--- Supplied material Enclosed Below ---
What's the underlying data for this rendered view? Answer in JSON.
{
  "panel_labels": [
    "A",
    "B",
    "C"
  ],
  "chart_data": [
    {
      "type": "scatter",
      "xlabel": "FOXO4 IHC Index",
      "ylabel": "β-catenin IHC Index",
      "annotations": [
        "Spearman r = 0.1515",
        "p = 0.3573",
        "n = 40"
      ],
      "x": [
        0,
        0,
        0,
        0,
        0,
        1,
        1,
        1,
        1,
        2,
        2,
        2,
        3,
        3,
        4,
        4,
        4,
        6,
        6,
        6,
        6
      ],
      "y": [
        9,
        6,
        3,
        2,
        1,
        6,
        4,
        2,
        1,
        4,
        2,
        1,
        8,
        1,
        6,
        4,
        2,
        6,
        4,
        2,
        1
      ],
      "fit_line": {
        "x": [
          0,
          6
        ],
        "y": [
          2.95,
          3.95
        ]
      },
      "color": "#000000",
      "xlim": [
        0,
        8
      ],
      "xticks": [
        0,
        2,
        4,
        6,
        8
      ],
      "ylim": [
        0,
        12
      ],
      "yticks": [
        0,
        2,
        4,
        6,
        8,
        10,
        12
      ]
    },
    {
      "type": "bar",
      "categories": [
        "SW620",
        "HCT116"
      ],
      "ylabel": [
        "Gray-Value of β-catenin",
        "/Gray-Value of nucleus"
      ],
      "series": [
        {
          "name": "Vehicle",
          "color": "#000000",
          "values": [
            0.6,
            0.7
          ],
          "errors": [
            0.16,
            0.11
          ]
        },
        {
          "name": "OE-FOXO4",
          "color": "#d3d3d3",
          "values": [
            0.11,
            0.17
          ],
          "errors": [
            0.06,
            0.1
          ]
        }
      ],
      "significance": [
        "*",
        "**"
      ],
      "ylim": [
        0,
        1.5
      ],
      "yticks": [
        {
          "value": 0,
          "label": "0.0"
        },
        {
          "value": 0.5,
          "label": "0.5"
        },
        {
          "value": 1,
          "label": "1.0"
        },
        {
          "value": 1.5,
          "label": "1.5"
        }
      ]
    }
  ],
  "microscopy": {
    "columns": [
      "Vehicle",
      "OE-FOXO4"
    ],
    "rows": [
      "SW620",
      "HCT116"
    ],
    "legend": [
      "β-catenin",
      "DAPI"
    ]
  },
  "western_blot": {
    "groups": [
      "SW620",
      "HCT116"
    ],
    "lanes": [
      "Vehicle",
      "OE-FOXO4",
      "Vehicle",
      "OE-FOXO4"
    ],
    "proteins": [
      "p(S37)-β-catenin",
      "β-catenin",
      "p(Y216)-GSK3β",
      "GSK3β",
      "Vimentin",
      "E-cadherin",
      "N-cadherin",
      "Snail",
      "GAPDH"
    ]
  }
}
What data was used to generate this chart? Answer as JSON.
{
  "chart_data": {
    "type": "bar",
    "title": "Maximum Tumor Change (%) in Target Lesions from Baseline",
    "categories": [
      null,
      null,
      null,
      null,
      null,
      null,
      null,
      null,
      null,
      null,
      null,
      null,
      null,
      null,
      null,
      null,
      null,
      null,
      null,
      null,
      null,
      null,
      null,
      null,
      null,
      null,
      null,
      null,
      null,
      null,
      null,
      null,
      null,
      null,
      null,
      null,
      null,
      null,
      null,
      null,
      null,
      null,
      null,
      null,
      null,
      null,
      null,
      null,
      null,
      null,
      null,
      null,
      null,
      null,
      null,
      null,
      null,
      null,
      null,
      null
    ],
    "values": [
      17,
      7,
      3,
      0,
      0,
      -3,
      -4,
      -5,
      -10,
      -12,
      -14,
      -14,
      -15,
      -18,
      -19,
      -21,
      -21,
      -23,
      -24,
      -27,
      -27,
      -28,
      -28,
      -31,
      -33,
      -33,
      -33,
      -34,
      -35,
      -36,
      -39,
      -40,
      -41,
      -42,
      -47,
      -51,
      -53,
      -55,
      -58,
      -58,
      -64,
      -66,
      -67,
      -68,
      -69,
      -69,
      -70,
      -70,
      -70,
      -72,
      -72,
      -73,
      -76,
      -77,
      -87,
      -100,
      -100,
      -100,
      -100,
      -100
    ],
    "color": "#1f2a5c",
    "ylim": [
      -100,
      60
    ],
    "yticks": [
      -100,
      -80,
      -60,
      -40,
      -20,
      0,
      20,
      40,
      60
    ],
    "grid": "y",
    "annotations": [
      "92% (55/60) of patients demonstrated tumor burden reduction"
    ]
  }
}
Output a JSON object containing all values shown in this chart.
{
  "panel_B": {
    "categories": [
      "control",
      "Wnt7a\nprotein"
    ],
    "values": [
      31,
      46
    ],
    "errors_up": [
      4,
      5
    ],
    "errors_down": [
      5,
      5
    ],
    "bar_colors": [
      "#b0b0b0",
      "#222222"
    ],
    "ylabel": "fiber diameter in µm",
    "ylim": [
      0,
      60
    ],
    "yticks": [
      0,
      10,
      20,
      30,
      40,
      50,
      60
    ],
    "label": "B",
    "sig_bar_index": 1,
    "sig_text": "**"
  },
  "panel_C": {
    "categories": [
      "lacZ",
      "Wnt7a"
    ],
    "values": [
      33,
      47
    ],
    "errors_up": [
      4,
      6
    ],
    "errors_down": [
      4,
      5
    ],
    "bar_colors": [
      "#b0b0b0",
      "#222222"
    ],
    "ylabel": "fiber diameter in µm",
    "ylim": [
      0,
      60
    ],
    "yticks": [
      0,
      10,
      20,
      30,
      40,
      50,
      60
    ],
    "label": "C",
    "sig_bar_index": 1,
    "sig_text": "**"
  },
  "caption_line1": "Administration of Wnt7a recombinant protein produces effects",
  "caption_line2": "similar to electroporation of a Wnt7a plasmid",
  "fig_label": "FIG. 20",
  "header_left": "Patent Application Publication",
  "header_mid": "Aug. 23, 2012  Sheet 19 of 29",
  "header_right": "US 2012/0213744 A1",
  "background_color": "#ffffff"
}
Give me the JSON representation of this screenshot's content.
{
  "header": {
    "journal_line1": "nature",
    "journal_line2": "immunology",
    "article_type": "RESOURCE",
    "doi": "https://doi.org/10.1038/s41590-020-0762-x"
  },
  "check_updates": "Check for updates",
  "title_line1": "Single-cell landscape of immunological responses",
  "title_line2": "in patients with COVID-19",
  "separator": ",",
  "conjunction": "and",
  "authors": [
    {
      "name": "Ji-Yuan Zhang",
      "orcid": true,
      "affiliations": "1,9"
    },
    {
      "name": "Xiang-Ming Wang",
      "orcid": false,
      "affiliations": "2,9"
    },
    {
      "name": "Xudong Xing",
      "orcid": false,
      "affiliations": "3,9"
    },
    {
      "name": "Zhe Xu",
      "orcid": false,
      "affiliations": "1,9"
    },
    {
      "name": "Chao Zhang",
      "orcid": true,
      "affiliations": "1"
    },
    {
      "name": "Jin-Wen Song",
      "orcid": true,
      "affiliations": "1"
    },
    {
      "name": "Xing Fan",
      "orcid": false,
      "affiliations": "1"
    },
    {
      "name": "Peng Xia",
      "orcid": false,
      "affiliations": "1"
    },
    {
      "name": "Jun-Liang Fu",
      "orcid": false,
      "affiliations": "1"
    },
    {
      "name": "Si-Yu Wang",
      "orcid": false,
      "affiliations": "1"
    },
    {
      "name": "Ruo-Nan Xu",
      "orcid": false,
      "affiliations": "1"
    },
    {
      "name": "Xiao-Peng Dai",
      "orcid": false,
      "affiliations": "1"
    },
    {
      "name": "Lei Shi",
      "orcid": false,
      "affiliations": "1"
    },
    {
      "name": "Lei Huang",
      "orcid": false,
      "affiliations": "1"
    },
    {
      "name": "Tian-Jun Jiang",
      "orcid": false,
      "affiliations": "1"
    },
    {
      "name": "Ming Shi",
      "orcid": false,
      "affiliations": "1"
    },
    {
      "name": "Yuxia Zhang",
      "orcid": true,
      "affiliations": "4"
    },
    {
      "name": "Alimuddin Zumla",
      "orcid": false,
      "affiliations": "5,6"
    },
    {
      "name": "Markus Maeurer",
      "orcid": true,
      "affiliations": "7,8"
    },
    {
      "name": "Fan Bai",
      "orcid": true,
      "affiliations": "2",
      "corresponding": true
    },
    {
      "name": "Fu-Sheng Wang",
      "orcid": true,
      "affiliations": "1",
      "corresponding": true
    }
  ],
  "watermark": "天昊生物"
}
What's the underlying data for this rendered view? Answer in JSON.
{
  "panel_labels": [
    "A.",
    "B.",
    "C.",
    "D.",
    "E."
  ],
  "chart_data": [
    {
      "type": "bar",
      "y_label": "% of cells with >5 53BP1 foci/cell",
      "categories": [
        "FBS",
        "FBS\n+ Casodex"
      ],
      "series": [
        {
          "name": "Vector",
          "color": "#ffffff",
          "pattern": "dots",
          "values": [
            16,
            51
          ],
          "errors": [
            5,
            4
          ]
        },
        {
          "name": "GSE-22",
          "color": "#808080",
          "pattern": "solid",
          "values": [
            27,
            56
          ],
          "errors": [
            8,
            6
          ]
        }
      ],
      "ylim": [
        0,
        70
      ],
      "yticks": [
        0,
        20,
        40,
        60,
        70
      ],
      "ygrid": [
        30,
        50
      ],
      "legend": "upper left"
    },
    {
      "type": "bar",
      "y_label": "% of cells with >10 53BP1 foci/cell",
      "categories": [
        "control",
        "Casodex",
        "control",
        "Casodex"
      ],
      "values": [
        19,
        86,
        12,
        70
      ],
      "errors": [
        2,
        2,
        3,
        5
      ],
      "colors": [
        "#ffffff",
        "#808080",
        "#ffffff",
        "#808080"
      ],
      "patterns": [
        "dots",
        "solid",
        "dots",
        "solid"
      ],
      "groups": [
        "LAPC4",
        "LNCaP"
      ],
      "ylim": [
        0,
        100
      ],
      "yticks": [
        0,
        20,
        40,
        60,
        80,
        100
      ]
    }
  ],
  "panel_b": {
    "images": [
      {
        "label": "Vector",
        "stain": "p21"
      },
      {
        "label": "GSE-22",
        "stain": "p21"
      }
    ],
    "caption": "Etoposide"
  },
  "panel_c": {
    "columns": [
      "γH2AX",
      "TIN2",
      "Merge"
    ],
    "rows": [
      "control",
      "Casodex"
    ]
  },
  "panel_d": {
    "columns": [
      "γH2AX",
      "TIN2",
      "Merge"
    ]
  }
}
--- End of Enclosed Supplied material ---
Work instructions »
Pull each line containing "this" from the records.

Solution »
What's the underlying data for this rendered view? Answer in JSON.
What data was used to generate this chart? Answer as JSON.
Output a JSON object containing all values shown in this chart.
Give me the JSON representation of this screenshot's content.
What's the underlying data for this rendered view? Answer in JSON.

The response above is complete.